[Dataset rows about figures]
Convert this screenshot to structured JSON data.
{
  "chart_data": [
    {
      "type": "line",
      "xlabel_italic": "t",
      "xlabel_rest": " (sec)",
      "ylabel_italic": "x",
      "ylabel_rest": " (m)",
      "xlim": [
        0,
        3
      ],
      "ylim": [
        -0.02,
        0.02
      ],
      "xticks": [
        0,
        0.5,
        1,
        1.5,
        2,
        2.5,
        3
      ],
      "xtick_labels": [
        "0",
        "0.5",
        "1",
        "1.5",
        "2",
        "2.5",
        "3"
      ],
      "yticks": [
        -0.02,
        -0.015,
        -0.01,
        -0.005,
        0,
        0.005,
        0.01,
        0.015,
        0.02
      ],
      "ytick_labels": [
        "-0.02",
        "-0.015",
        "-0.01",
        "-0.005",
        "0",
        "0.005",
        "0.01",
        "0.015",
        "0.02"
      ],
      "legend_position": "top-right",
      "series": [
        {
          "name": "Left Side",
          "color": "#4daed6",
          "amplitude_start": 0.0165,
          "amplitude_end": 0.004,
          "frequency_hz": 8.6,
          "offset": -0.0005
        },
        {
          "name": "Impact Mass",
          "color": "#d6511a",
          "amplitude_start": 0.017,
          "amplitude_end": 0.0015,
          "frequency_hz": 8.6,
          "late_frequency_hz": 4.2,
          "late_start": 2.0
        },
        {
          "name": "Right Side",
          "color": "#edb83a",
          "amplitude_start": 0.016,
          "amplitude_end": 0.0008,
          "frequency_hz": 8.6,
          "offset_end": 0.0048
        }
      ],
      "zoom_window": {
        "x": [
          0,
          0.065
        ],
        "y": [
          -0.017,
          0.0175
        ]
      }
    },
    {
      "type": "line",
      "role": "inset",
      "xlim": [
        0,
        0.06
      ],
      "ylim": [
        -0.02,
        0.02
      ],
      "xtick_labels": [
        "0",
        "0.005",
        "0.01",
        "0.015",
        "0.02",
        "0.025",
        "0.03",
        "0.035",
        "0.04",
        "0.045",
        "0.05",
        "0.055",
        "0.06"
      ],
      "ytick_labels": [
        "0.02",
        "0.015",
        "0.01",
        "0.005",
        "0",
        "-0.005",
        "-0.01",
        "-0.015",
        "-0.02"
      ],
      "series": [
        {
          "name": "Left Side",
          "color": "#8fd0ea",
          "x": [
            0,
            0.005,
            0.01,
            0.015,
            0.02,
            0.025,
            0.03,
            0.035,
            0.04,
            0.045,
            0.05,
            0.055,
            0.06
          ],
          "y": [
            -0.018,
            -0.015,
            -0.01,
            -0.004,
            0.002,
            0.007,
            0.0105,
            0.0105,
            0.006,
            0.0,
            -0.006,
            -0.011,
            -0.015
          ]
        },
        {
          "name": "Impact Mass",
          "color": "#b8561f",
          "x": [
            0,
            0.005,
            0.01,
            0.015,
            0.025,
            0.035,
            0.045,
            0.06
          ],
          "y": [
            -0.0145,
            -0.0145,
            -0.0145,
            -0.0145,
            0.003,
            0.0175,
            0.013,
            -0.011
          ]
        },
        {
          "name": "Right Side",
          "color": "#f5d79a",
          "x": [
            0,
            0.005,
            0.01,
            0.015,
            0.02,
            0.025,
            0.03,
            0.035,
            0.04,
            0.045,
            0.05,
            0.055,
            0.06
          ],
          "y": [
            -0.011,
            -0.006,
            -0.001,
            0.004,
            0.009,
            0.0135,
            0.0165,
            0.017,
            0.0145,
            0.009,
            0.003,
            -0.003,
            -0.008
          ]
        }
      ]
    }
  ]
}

* [TO BE DONE]: From the listing above, return each line with the word "color".

* [SOLVED EXERCISE]:
          "color": "#4daed6",
          "color": "#d6511a",
          "color": "#edb83a",
          "color": "#8fd0ea",
          "color": "#b8561f",
          "color": "#f5d79a",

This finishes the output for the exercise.